Start of Provided entries

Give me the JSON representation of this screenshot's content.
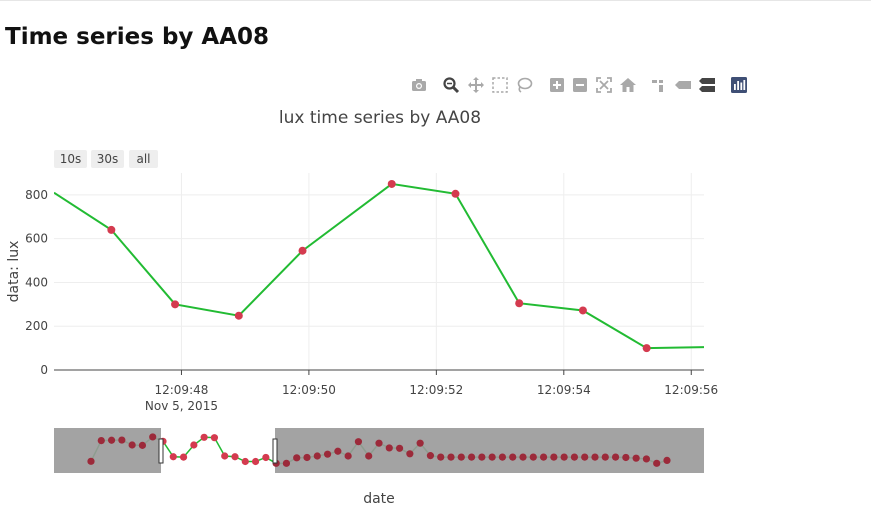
{
  "page": {
    "title": "Time series by AA08"
  },
  "modebar": {
    "buttons": [
      "camera-icon",
      "zoom-icon",
      "pan-icon",
      "box-select-icon",
      "lasso-icon",
      "zoom-in-icon",
      "zoom-out-icon",
      "autoscale-icon",
      "reset-axes-icon",
      "spike-lines-icon",
      "hover-closest-icon",
      "hover-compare-icon",
      "plotly-logo-icon"
    ],
    "active_color": "#444444",
    "inactive_color": "#a9a9a9",
    "logo_color": "#3f4f75"
  },
  "range_selector": {
    "buttons": [
      "10s",
      "30s",
      "all"
    ]
  },
  "colors": {
    "line": "#22bb33",
    "marker": "#d43b4f",
    "marker_dark": "#9c2a3a",
    "grid": "#eeeeee",
    "range_mask": "#999999"
  },
  "chart_data": {
    "type": "line",
    "title": "lux time series by AA08",
    "xlabel": "date",
    "ylabel": "data: lux",
    "ylim": [
      0,
      900
    ],
    "yticks": [
      0,
      200,
      400,
      600,
      800
    ],
    "x_range": [
      "2015-11-05 12:09:46.0",
      "2015-11-05 12:09:56.2"
    ],
    "x_tick_labels": [
      "12:09:48",
      "12:09:50",
      "12:09:52",
      "12:09:54",
      "12:09:56"
    ],
    "x_date_label": "Nov 5, 2015",
    "grid": true,
    "series": [
      {
        "x": [
          "2015-11-05 12:09:46.0",
          "2015-11-05 12:09:46.9",
          "2015-11-05 12:09:47.9",
          "2015-11-05 12:09:48.9",
          "2015-11-05 12:09:49.9",
          "2015-11-05 12:09:51.3",
          "2015-11-05 12:09:52.3",
          "2015-11-05 12:09:53.3",
          "2015-11-05 12:09:54.3",
          "2015-11-05 12:09:55.3",
          "2015-11-05 12:09:56.3"
        ],
        "y": [
          810,
          640,
          300,
          248,
          545,
          850,
          805,
          305,
          272,
          100,
          105
        ]
      }
    ],
    "range_slider": {
      "visible_window": [
        "2015-11-05 12:09:46.0",
        "2015-11-05 12:09:56.2"
      ],
      "y": [
        155,
        720,
        730,
        735,
        600,
        590,
        820,
        700,
        280,
        270,
        600,
        810,
        800,
        300,
        280,
        150,
        150,
        260,
        100,
        100,
        250,
        260,
        300,
        350,
        430,
        300,
        690,
        300,
        650,
        520,
        510,
        360,
        650,
        310,
        270,
        270,
        270,
        270,
        270,
        270,
        270,
        270,
        270,
        270,
        270,
        270,
        270,
        270,
        270,
        270,
        270,
        270,
        260,
        240,
        220,
        100,
        180
      ]
    }
  }
}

End of Provided entries

> _What you are asked to do_
Lines containing the string "title" are to be selected and copied.

> _Full solution_
    "title": "Time series by AA08"
    "title": "lux time series by AA08",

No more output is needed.